- _WRITTEN INSTRUCTION_
Search the material for the string "Descrizione" and copy each line where it occurs.

- _RECORD SET_
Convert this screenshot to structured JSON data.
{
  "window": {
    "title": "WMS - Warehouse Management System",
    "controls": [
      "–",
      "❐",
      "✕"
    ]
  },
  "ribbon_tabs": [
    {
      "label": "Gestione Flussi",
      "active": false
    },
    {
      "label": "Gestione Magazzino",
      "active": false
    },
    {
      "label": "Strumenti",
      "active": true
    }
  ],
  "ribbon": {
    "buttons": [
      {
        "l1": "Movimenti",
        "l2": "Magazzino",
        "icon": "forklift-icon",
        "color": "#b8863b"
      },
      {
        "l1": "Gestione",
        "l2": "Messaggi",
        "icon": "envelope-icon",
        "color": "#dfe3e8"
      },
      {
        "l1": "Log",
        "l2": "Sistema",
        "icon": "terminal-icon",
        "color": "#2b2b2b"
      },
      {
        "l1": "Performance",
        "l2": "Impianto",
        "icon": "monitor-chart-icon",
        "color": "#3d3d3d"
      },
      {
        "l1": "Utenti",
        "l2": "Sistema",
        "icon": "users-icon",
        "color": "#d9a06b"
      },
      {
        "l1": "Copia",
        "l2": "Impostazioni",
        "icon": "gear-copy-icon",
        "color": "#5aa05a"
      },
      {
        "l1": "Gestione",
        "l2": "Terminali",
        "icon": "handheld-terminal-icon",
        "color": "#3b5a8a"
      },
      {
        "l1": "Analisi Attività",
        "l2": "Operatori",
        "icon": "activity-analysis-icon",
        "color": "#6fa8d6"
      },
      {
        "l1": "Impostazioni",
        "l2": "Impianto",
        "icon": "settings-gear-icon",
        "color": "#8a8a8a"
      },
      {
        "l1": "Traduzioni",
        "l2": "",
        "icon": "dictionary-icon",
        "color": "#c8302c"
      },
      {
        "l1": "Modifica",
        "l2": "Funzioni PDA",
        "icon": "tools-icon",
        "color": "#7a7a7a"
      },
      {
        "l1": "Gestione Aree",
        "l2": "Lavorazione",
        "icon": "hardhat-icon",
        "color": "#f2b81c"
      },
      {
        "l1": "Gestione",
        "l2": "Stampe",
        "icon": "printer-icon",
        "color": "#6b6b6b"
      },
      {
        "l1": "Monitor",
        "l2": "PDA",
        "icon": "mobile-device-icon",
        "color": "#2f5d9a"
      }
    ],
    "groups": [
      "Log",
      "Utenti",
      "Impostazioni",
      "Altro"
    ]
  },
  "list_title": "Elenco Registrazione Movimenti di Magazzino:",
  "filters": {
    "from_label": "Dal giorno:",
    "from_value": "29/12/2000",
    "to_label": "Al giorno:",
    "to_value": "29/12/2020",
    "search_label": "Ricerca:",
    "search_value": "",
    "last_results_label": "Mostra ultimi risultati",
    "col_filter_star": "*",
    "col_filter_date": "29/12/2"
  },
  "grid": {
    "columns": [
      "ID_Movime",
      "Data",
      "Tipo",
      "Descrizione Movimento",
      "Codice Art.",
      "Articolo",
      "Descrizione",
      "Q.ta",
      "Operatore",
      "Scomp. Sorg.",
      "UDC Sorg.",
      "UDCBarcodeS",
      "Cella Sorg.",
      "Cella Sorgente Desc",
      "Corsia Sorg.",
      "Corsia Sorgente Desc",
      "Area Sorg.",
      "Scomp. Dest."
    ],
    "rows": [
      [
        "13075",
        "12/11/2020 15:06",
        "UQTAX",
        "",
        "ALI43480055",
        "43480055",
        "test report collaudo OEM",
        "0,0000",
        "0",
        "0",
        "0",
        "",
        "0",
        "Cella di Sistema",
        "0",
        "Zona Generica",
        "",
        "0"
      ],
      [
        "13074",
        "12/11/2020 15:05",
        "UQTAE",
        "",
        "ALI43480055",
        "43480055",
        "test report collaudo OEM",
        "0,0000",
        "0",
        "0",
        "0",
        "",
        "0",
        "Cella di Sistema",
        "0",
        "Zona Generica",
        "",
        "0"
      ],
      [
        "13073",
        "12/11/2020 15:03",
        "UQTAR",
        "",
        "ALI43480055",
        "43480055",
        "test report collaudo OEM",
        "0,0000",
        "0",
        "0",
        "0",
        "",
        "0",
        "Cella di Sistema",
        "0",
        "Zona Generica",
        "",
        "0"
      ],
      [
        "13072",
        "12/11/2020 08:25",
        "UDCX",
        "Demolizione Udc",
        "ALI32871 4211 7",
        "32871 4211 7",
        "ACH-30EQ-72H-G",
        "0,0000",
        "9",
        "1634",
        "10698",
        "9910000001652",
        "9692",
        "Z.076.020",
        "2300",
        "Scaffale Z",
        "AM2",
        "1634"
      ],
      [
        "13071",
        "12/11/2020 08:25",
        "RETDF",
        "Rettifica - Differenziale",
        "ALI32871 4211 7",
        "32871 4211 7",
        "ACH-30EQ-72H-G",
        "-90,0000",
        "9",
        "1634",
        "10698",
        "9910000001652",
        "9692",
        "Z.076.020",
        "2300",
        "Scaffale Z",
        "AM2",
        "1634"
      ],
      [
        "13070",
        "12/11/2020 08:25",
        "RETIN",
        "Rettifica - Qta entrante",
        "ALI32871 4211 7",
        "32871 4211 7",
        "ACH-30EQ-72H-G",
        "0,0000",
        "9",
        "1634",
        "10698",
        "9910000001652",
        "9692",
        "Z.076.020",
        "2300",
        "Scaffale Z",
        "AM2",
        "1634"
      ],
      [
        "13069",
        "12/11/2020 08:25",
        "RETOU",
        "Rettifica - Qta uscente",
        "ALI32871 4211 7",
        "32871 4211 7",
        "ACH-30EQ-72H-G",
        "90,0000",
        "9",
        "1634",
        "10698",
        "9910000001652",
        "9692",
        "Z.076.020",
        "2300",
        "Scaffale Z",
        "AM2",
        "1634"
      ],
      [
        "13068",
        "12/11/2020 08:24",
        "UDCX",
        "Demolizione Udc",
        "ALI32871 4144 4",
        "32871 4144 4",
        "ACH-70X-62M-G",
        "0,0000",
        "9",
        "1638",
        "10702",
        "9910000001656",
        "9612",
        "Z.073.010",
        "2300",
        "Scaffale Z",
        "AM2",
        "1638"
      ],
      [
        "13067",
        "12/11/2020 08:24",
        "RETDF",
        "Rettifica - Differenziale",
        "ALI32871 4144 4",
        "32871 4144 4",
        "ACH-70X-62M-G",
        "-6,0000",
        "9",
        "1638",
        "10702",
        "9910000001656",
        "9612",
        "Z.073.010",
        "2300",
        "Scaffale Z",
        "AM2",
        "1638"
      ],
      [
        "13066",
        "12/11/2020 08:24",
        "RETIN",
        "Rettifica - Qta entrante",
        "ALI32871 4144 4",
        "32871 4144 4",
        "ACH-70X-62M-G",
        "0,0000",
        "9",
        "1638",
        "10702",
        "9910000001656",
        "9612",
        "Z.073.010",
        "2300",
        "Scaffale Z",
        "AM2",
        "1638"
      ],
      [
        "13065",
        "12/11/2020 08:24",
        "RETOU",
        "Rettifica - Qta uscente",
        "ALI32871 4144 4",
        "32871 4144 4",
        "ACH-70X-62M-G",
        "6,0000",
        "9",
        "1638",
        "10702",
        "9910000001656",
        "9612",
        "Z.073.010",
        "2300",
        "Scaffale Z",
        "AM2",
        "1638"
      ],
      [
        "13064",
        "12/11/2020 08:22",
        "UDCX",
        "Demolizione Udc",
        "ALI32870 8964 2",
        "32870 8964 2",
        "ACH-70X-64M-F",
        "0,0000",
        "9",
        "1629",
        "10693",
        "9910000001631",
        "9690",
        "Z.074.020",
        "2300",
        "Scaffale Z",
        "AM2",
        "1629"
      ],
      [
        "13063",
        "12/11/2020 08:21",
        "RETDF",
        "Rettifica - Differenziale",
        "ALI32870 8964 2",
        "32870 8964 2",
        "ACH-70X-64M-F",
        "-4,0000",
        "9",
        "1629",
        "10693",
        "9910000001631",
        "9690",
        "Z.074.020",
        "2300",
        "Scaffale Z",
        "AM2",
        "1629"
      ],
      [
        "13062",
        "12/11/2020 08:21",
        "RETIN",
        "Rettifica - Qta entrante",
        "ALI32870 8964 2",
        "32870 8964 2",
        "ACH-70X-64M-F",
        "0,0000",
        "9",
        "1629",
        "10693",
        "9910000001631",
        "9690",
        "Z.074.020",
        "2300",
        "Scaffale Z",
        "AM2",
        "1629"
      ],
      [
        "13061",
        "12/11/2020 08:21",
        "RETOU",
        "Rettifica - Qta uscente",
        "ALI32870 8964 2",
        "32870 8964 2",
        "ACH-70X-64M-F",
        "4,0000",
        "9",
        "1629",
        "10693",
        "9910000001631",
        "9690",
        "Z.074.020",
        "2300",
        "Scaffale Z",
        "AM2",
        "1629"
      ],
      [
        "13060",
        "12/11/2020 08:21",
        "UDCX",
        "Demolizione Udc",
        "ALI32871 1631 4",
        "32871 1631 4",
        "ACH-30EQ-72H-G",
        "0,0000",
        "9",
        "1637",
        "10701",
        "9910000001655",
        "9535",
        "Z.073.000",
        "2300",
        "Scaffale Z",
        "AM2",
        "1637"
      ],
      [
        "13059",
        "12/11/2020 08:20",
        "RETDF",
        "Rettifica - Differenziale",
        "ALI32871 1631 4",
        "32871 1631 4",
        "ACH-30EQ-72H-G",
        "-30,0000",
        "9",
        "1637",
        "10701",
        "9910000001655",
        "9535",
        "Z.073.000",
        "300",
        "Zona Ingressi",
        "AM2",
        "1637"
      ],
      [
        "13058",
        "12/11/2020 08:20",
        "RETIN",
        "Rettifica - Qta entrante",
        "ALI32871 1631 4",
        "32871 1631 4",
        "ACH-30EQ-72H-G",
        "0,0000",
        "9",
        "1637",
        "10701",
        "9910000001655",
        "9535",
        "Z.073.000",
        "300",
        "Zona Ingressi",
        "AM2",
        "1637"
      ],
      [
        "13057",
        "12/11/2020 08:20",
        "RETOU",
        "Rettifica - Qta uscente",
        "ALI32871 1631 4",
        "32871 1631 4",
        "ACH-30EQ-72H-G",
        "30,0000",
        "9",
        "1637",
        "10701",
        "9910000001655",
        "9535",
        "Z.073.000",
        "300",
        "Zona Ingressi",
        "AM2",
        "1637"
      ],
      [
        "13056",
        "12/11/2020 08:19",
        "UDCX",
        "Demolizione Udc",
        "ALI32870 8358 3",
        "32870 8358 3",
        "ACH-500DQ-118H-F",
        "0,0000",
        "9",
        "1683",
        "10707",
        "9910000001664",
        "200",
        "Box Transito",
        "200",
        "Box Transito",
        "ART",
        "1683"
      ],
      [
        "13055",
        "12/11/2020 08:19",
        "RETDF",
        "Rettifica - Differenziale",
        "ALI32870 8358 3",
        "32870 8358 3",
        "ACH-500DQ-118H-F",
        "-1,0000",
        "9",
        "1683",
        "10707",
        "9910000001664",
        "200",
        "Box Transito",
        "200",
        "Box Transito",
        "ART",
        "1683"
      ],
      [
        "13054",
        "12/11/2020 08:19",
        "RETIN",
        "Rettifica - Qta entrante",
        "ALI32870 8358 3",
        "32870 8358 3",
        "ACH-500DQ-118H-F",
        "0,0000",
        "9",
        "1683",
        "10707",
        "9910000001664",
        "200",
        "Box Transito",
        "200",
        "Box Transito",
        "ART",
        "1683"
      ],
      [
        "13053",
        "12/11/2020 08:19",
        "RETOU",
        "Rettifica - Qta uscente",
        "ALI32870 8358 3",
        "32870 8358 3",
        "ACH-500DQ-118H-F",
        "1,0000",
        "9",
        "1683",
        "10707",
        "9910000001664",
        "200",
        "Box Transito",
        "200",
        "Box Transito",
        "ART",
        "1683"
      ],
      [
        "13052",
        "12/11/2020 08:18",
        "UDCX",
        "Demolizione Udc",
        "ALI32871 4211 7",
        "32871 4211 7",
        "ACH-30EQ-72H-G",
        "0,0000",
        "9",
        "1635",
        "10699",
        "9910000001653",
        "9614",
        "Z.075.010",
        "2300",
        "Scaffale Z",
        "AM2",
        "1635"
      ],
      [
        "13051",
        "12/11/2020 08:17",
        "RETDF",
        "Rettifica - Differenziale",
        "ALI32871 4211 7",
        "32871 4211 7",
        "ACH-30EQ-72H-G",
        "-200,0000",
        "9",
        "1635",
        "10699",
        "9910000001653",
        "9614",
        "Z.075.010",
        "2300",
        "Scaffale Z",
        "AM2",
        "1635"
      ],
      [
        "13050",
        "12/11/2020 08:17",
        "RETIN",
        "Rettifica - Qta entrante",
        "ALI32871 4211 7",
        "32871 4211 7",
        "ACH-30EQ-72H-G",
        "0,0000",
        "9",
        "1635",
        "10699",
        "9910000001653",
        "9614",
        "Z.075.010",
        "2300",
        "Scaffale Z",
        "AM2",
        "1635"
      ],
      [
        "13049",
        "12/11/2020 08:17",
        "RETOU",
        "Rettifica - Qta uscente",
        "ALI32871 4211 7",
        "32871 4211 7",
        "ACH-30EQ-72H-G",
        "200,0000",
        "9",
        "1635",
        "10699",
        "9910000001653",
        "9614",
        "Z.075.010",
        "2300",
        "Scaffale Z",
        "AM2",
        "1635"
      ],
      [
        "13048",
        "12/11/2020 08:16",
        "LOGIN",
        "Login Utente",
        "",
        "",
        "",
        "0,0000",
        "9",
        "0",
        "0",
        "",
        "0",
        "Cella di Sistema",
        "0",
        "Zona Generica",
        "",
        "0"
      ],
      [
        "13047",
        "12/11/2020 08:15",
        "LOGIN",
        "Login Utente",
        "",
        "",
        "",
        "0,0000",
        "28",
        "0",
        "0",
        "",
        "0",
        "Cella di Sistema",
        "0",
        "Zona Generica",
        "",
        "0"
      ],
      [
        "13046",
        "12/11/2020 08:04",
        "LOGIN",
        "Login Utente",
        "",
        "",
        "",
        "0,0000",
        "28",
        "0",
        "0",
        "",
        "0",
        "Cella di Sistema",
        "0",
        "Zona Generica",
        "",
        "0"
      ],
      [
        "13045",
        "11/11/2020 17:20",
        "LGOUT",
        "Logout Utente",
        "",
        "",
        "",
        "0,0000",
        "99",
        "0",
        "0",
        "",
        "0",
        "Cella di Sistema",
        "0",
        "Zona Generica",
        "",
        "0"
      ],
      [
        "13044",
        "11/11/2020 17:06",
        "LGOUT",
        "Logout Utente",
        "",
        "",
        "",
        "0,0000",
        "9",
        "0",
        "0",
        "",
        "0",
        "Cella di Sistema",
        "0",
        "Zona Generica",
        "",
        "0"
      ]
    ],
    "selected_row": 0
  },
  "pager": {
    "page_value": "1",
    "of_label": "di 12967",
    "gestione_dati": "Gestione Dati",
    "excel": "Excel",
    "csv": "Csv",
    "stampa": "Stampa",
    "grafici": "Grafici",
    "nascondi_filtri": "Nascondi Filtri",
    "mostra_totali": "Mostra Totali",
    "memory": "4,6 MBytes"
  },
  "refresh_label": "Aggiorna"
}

- _EXERCISE RESULT_
      "Descrizione Movimento",
      "Descrizione",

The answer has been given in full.